Brief: Print the full listing exactly.

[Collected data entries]
* Begin *

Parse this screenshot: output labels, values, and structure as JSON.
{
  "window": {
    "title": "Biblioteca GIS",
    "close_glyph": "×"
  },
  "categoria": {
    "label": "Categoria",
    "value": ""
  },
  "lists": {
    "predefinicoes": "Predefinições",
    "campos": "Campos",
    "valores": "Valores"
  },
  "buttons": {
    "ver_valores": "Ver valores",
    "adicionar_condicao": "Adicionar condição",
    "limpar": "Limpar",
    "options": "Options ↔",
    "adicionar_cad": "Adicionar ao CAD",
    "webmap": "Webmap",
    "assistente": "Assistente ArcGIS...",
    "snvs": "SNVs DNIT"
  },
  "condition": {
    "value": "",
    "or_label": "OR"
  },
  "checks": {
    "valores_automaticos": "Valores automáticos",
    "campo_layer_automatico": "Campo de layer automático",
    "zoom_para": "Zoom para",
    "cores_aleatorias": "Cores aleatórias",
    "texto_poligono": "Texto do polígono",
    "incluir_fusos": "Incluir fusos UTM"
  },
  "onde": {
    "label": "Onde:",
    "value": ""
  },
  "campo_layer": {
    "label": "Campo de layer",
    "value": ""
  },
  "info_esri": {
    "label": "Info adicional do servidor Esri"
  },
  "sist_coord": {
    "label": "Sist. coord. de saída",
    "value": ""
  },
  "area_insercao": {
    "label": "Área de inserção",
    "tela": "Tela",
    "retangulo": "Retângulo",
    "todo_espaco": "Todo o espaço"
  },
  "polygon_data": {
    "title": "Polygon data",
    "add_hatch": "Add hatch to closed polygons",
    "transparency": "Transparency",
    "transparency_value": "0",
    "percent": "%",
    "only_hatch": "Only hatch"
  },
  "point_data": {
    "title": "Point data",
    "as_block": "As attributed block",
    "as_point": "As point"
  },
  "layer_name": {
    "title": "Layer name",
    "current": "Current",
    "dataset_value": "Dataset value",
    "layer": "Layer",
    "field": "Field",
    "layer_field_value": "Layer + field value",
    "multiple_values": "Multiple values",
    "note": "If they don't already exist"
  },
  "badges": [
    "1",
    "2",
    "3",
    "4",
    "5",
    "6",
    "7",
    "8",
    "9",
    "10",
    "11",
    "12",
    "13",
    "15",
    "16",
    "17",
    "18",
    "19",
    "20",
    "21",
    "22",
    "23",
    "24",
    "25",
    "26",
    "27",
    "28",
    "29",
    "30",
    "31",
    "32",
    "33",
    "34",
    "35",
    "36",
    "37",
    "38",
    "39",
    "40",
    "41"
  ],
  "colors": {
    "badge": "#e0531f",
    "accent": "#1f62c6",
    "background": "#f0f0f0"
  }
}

* End *

Result of this exercise:
Parse this screenshot: output labels, values, and structure as JSON.
{
  "window": {
    "title": "Biblioteca GIS",
    "close_glyph": "×"
  },
  "categoria": {
    "label": "Categoria",
    "value": ""
  },
  "lists": {
    "predefinicoes": "Predefinições",
    "campos": "Campos",
    "valores": "Valores"
  },
  "buttons": {
    "ver_valores": "Ver valores",
    "adicionar_condicao": "Adicionar condição",
    "limpar": "Limpar",
    "options": "Options ↔",
    "adicionar_cad": "Adicionar ao CAD",
    "webmap": "Webmap",
    "assistente": "Assistente ArcGIS...",
    "snvs": "SNVs DNIT"
  },
  "condition": {
    "value": "",
    "or_label": "OR"
  },
  "checks": {
    "valores_automaticos": "Valores automáticos",
    "campo_layer_automatico": "Campo de layer automático",
    "zoom_para": "Zoom para",
    "cores_aleatorias": "Cores aleatórias",
    "texto_poligono": "Texto do polígono",
    "incluir_fusos": "Incluir fusos UTM"
  },
  "onde": {
    "label": "Onde:",
    "value": ""
  },
  "campo_layer": {
    "label": "Campo de layer",
    "value": ""
  },
  "info_esri": {
    "label": "Info adicional do servidor Esri"
  },
  "sist_coord": {
    "label": "Sist. coord. de saída",
    "value": ""
  },
  "area_insercao": {
    "label": "Área de inserção",
    "tela": "Tela",
    "retangulo": "Retângulo",
    "todo_espaco": "Todo o espaço"
  },
  "polygon_data": {
    "title": "Polygon data",
    "add_hatch": "Add hatch to closed polygons",
    "transparency": "Transparency",
    "transparency_value": "0",
    "percent": "%",
    "only_hatch": "Only hatch"
  },
  "point_data": {
    "title": "Point data",
    "as_block": "As attributed block",
    "as_point": "As point"
  },
  "layer_name": {
    "title": "Layer name",
    "current": "Current",
    "dataset_value": "Dataset value",
    "layer": "Layer",
    "field": "Field",
    "layer_field_value": "Layer + field value",
    "multiple_values": "Multiple values",
    "note": "If they don't already exist"
  },
  "badges": [
    "1",
    "2",
    "3",
    "4",
    "5",
    "6",
    "7",
    "8",
    "9",
    "10",
    "11",
    "12",
    "13",
    "15",
    "16",
    "17",
    "18",
    "19",
    "20",
    "21",
    "22",
    "23",
    "24",
    "25",
    "26",
    "27",
    "28",
    "29",
    "30",
    "31",
    "32",
    "33",
    "34",
    "35",
    "36",
    "37",
    "38",
    "39",
    "40",
    "41"
  ],
  "colors": {
    "badge": "#e0531f",
    "accent": "#1f62c6",
    "background": "#f0f0f0"
  }
}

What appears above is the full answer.